**Goal of the exercise:** Reproduce the complete listing without any deviation.

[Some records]
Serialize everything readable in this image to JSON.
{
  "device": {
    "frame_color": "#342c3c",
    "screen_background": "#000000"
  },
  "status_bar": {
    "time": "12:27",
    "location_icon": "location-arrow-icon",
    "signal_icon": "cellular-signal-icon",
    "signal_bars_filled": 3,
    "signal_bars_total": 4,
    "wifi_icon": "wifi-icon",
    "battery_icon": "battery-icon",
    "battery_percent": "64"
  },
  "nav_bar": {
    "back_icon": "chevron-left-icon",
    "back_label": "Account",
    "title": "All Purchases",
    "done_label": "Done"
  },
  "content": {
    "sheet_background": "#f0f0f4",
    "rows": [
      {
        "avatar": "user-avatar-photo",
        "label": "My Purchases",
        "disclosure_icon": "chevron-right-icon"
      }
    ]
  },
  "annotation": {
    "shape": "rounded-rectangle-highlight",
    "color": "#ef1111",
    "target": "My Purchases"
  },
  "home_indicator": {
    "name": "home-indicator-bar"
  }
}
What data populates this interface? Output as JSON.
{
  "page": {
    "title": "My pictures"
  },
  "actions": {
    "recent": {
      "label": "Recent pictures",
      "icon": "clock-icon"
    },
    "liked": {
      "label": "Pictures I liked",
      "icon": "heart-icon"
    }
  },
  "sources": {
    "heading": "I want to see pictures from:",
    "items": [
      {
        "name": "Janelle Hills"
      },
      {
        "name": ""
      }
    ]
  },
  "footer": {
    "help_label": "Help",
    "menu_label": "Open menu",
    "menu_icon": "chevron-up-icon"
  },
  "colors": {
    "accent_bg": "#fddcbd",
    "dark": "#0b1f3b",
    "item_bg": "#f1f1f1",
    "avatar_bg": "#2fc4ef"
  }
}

**Answer to the task:**
Serialize everything readable in this image to JSON.
{
  "device": {
    "frame_color": "#342c3c",
    "screen_background": "#000000"
  },
  "status_bar": {
    "time": "12:27",
    "location_icon": "location-arrow-icon",
    "signal_icon": "cellular-signal-icon",
    "signal_bars_filled": 3,
    "signal_bars_total": 4,
    "wifi_icon": "wifi-icon",
    "battery_icon": "battery-icon",
    "battery_percent": "64"
  },
  "nav_bar": {
    "back_icon": "chevron-left-icon",
    "back_label": "Account",
    "title": "All Purchases",
    "done_label": "Done"
  },
  "content": {
    "sheet_background": "#f0f0f4",
    "rows": [
      {
        "avatar": "user-avatar-photo",
        "label": "My Purchases",
        "disclosure_icon": "chevron-right-icon"
      }
    ]
  },
  "annotation": {
    "shape": "rounded-rectangle-highlight",
    "color": "#ef1111",
    "target": "My Purchases"
  },
  "home_indicator": {
    "name": "home-indicator-bar"
  }
}
What data populates this interface? Output as JSON.
{
  "page": {
    "title": "My pictures"
  },
  "actions": {
    "recent": {
      "label": "Recent pictures",
      "icon": "clock-icon"
    },
    "liked": {
      "label": "Pictures I liked",
      "icon": "heart-icon"
    }
  },
  "sources": {
    "heading": "I want to see pictures from:",
    "items": [
      {
        "name": "Janelle Hills"
      },
      {
        "name": ""
      }
    ]
  },
  "footer": {
    "help_label": "Help",
    "menu_label": "Open menu",
    "menu_icon": "chevron-up-icon"
  },
  "colors": {
    "accent_bg": "#fddcbd",
    "dark": "#0b1f3b",
    "item_bg": "#f1f1f1",
    "avatar_bg": "#2fc4ef"
  }
}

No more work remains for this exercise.